> Exercise task: Gather every line in the listing below that contains the string "legend", matching uppercase and lowercase exactly.

> Data extract:
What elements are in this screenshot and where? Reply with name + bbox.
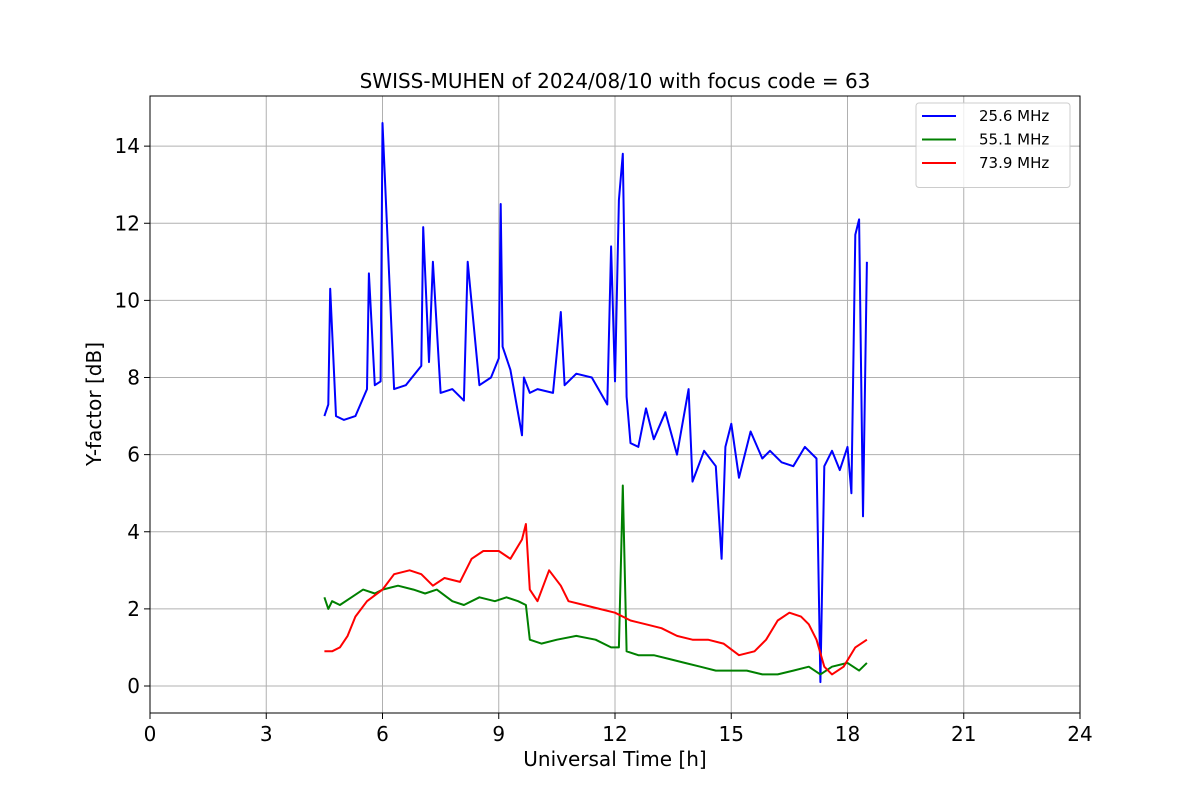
y-tick-label: 2 (127, 597, 140, 621)
x-tick-label: 0 (144, 722, 157, 746)
y-tick-label: 6 (127, 443, 140, 467)
series-lines (323, 122, 868, 684)
legend-label: 73.9 MHz (979, 154, 1049, 172)
y-tick-label: 8 (127, 366, 140, 390)
series-line-0 (323, 122, 868, 684)
x-axis-label: Universal Time [h] (523, 747, 706, 771)
y-tick-label: 10 (115, 288, 140, 312)
y-tick-label: 4 (127, 520, 140, 544)
y-tick-label: 12 (115, 211, 140, 235)
x-tick-label: 9 (492, 722, 505, 746)
x-tick-label: 21 (951, 722, 976, 746)
legend-box (915, 102, 1071, 188)
x-tick-label: 12 (602, 722, 627, 746)
legend-label: 25.6 MHz (979, 107, 1049, 125)
series-line-2 (324, 523, 868, 676)
x-tick-label: 3 (260, 722, 273, 746)
x-tick-label: 18 (835, 722, 860, 746)
legend-label: 55.1 MHz (979, 131, 1049, 149)
chart-title: SWISS-MUHEN of 2024/08/10 with focus cod… (360, 69, 871, 93)
x-tick-label: 6 (376, 722, 389, 746)
legend: 25.6 MHz 55.1 MHz 73.9 MHz (915, 102, 1071, 188)
y-tick-label: 0 (127, 674, 140, 698)
series-line-1 (323, 484, 868, 676)
y-axis-label: Y-factor [dB] (82, 342, 106, 467)
grid (149, 96, 1081, 713)
x-tick-label: 15 (719, 722, 744, 746)
y-tick-label: 14 (115, 134, 140, 158)
x-tick-label: 24 (1067, 722, 1092, 746)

> Output:
legend-label: 73.9 MHz (979, 154, 1049, 172)
legend-box (915, 102, 1071, 188)
legend-label: 25.6 MHz (979, 107, 1049, 125)
legend-label: 55.1 MHz (979, 131, 1049, 149)
legend: 25.6 MHz 55.1 MHz 73.9 MHz (915, 102, 1071, 188)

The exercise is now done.